◆ GOAL: Write the data out again exactly, dropping any images it holds.

◆ Entries from a visual dataset:

+---+

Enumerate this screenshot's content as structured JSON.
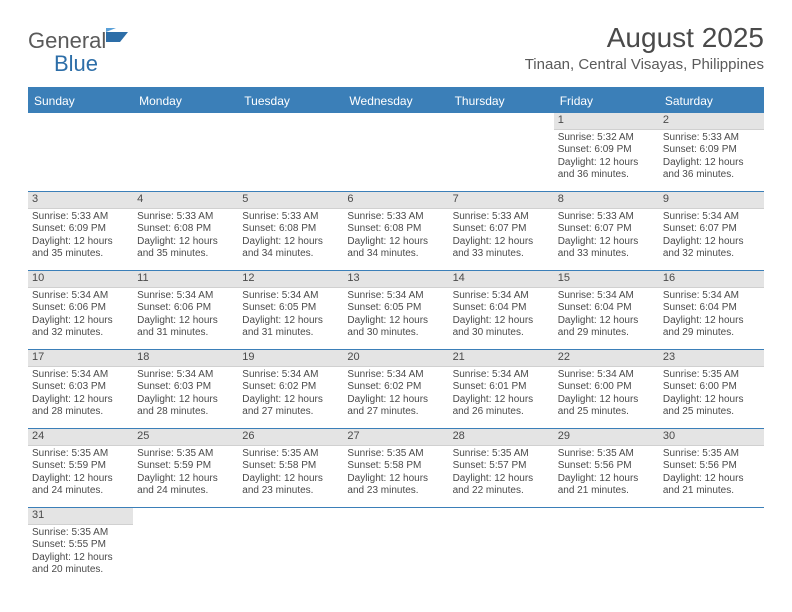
{
  "logo": {
    "text1": "General",
    "text2": "Blue"
  },
  "title": "August 2025",
  "location": "Tinaan, Central Visayas, Philippines",
  "header_bg": "#3b7fb8",
  "dayHeaders": [
    "Sunday",
    "Monday",
    "Tuesday",
    "Wednesday",
    "Thursday",
    "Friday",
    "Saturday"
  ],
  "weeks": [
    [
      {
        "n": "",
        "blank": true
      },
      {
        "n": "",
        "blank": true
      },
      {
        "n": "",
        "blank": true
      },
      {
        "n": "",
        "blank": true
      },
      {
        "n": "",
        "blank": true
      },
      {
        "n": "1",
        "sr": "5:32 AM",
        "ss": "6:09 PM",
        "dl": "12 hours and 36 minutes."
      },
      {
        "n": "2",
        "sr": "5:33 AM",
        "ss": "6:09 PM",
        "dl": "12 hours and 36 minutes."
      }
    ],
    [
      {
        "n": "3",
        "sr": "5:33 AM",
        "ss": "6:09 PM",
        "dl": "12 hours and 35 minutes."
      },
      {
        "n": "4",
        "sr": "5:33 AM",
        "ss": "6:08 PM",
        "dl": "12 hours and 35 minutes."
      },
      {
        "n": "5",
        "sr": "5:33 AM",
        "ss": "6:08 PM",
        "dl": "12 hours and 34 minutes."
      },
      {
        "n": "6",
        "sr": "5:33 AM",
        "ss": "6:08 PM",
        "dl": "12 hours and 34 minutes."
      },
      {
        "n": "7",
        "sr": "5:33 AM",
        "ss": "6:07 PM",
        "dl": "12 hours and 33 minutes."
      },
      {
        "n": "8",
        "sr": "5:33 AM",
        "ss": "6:07 PM",
        "dl": "12 hours and 33 minutes."
      },
      {
        "n": "9",
        "sr": "5:34 AM",
        "ss": "6:07 PM",
        "dl": "12 hours and 32 minutes."
      }
    ],
    [
      {
        "n": "10",
        "sr": "5:34 AM",
        "ss": "6:06 PM",
        "dl": "12 hours and 32 minutes."
      },
      {
        "n": "11",
        "sr": "5:34 AM",
        "ss": "6:06 PM",
        "dl": "12 hours and 31 minutes."
      },
      {
        "n": "12",
        "sr": "5:34 AM",
        "ss": "6:05 PM",
        "dl": "12 hours and 31 minutes."
      },
      {
        "n": "13",
        "sr": "5:34 AM",
        "ss": "6:05 PM",
        "dl": "12 hours and 30 minutes."
      },
      {
        "n": "14",
        "sr": "5:34 AM",
        "ss": "6:04 PM",
        "dl": "12 hours and 30 minutes."
      },
      {
        "n": "15",
        "sr": "5:34 AM",
        "ss": "6:04 PM",
        "dl": "12 hours and 29 minutes."
      },
      {
        "n": "16",
        "sr": "5:34 AM",
        "ss": "6:04 PM",
        "dl": "12 hours and 29 minutes."
      }
    ],
    [
      {
        "n": "17",
        "sr": "5:34 AM",
        "ss": "6:03 PM",
        "dl": "12 hours and 28 minutes."
      },
      {
        "n": "18",
        "sr": "5:34 AM",
        "ss": "6:03 PM",
        "dl": "12 hours and 28 minutes."
      },
      {
        "n": "19",
        "sr": "5:34 AM",
        "ss": "6:02 PM",
        "dl": "12 hours and 27 minutes."
      },
      {
        "n": "20",
        "sr": "5:34 AM",
        "ss": "6:02 PM",
        "dl": "12 hours and 27 minutes."
      },
      {
        "n": "21",
        "sr": "5:34 AM",
        "ss": "6:01 PM",
        "dl": "12 hours and 26 minutes."
      },
      {
        "n": "22",
        "sr": "5:34 AM",
        "ss": "6:00 PM",
        "dl": "12 hours and 25 minutes."
      },
      {
        "n": "23",
        "sr": "5:35 AM",
        "ss": "6:00 PM",
        "dl": "12 hours and 25 minutes."
      }
    ],
    [
      {
        "n": "24",
        "sr": "5:35 AM",
        "ss": "5:59 PM",
        "dl": "12 hours and 24 minutes."
      },
      {
        "n": "25",
        "sr": "5:35 AM",
        "ss": "5:59 PM",
        "dl": "12 hours and 24 minutes."
      },
      {
        "n": "26",
        "sr": "5:35 AM",
        "ss": "5:58 PM",
        "dl": "12 hours and 23 minutes."
      },
      {
        "n": "27",
        "sr": "5:35 AM",
        "ss": "5:58 PM",
        "dl": "12 hours and 23 minutes."
      },
      {
        "n": "28",
        "sr": "5:35 AM",
        "ss": "5:57 PM",
        "dl": "12 hours and 22 minutes."
      },
      {
        "n": "29",
        "sr": "5:35 AM",
        "ss": "5:56 PM",
        "dl": "12 hours and 21 minutes."
      },
      {
        "n": "30",
        "sr": "5:35 AM",
        "ss": "5:56 PM",
        "dl": "12 hours and 21 minutes."
      }
    ],
    [
      {
        "n": "31",
        "sr": "5:35 AM",
        "ss": "5:55 PM",
        "dl": "12 hours and 20 minutes."
      },
      {
        "n": "",
        "blank": true
      },
      {
        "n": "",
        "blank": true
      },
      {
        "n": "",
        "blank": true
      },
      {
        "n": "",
        "blank": true
      },
      {
        "n": "",
        "blank": true
      },
      {
        "n": "",
        "blank": true
      }
    ]
  ],
  "labels": {
    "sunrise": "Sunrise:",
    "sunset": "Sunset:",
    "daylight": "Daylight:"
  }
}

+---+

◆ TASK ANSWER:
Enumerate this screenshot's content as structured JSON.
{
  "logo": {
    "text1": "General",
    "text2": "Blue"
  },
  "title": "August 2025",
  "location": "Tinaan, Central Visayas, Philippines",
  "header_bg": "#3b7fb8",
  "dayHeaders": [
    "Sunday",
    "Monday",
    "Tuesday",
    "Wednesday",
    "Thursday",
    "Friday",
    "Saturday"
  ],
  "weeks": [
    [
      {
        "n": "",
        "blank": true
      },
      {
        "n": "",
        "blank": true
      },
      {
        "n": "",
        "blank": true
      },
      {
        "n": "",
        "blank": true
      },
      {
        "n": "",
        "blank": true
      },
      {
        "n": "1",
        "sr": "5:32 AM",
        "ss": "6:09 PM",
        "dl": "12 hours and 36 minutes."
      },
      {
        "n": "2",
        "sr": "5:33 AM",
        "ss": "6:09 PM",
        "dl": "12 hours and 36 minutes."
      }
    ],
    [
      {
        "n": "3",
        "sr": "5:33 AM",
        "ss": "6:09 PM",
        "dl": "12 hours and 35 minutes."
      },
      {
        "n": "4",
        "sr": "5:33 AM",
        "ss": "6:08 PM",
        "dl": "12 hours and 35 minutes."
      },
      {
        "n": "5",
        "sr": "5:33 AM",
        "ss": "6:08 PM",
        "dl": "12 hours and 34 minutes."
      },
      {
        "n": "6",
        "sr": "5:33 AM",
        "ss": "6:08 PM",
        "dl": "12 hours and 34 minutes."
      },
      {
        "n": "7",
        "sr": "5:33 AM",
        "ss": "6:07 PM",
        "dl": "12 hours and 33 minutes."
      },
      {
        "n": "8",
        "sr": "5:33 AM",
        "ss": "6:07 PM",
        "dl": "12 hours and 33 minutes."
      },
      {
        "n": "9",
        "sr": "5:34 AM",
        "ss": "6:07 PM",
        "dl": "12 hours and 32 minutes."
      }
    ],
    [
      {
        "n": "10",
        "sr": "5:34 AM",
        "ss": "6:06 PM",
        "dl": "12 hours and 32 minutes."
      },
      {
        "n": "11",
        "sr": "5:34 AM",
        "ss": "6:06 PM",
        "dl": "12 hours and 31 minutes."
      },
      {
        "n": "12",
        "sr": "5:34 AM",
        "ss": "6:05 PM",
        "dl": "12 hours and 31 minutes."
      },
      {
        "n": "13",
        "sr": "5:34 AM",
        "ss": "6:05 PM",
        "dl": "12 hours and 30 minutes."
      },
      {
        "n": "14",
        "sr": "5:34 AM",
        "ss": "6:04 PM",
        "dl": "12 hours and 30 minutes."
      },
      {
        "n": "15",
        "sr": "5:34 AM",
        "ss": "6:04 PM",
        "dl": "12 hours and 29 minutes."
      },
      {
        "n": "16",
        "sr": "5:34 AM",
        "ss": "6:04 PM",
        "dl": "12 hours and 29 minutes."
      }
    ],
    [
      {
        "n": "17",
        "sr": "5:34 AM",
        "ss": "6:03 PM",
        "dl": "12 hours and 28 minutes."
      },
      {
        "n": "18",
        "sr": "5:34 AM",
        "ss": "6:03 PM",
        "dl": "12 hours and 28 minutes."
      },
      {
        "n": "19",
        "sr": "5:34 AM",
        "ss": "6:02 PM",
        "dl": "12 hours and 27 minutes."
      },
      {
        "n": "20",
        "sr": "5:34 AM",
        "ss": "6:02 PM",
        "dl": "12 hours and 27 minutes."
      },
      {
        "n": "21",
        "sr": "5:34 AM",
        "ss": "6:01 PM",
        "dl": "12 hours and 26 minutes."
      },
      {
        "n": "22",
        "sr": "5:34 AM",
        "ss": "6:00 PM",
        "dl": "12 hours and 25 minutes."
      },
      {
        "n": "23",
        "sr": "5:35 AM",
        "ss": "6:00 PM",
        "dl": "12 hours and 25 minutes."
      }
    ],
    [
      {
        "n": "24",
        "sr": "5:35 AM",
        "ss": "5:59 PM",
        "dl": "12 hours and 24 minutes."
      },
      {
        "n": "25",
        "sr": "5:35 AM",
        "ss": "5:59 PM",
        "dl": "12 hours and 24 minutes."
      },
      {
        "n": "26",
        "sr": "5:35 AM",
        "ss": "5:58 PM",
        "dl": "12 hours and 23 minutes."
      },
      {
        "n": "27",
        "sr": "5:35 AM",
        "ss": "5:58 PM",
        "dl": "12 hours and 23 minutes."
      },
      {
        "n": "28",
        "sr": "5:35 AM",
        "ss": "5:57 PM",
        "dl": "12 hours and 22 minutes."
      },
      {
        "n": "29",
        "sr": "5:35 AM",
        "ss": "5:56 PM",
        "dl": "12 hours and 21 minutes."
      },
      {
        "n": "30",
        "sr": "5:35 AM",
        "ss": "5:56 PM",
        "dl": "12 hours and 21 minutes."
      }
    ],
    [
      {
        "n": "31",
        "sr": "5:35 AM",
        "ss": "5:55 PM",
        "dl": "12 hours and 20 minutes."
      },
      {
        "n": "",
        "blank": true
      },
      {
        "n": "",
        "blank": true
      },
      {
        "n": "",
        "blank": true
      },
      {
        "n": "",
        "blank": true
      },
      {
        "n": "",
        "blank": true
      },
      {
        "n": "",
        "blank": true
      }
    ]
  ],
  "labels": {
    "sunrise": "Sunrise:",
    "sunset": "Sunset:",
    "daylight": "Daylight:"
  }
}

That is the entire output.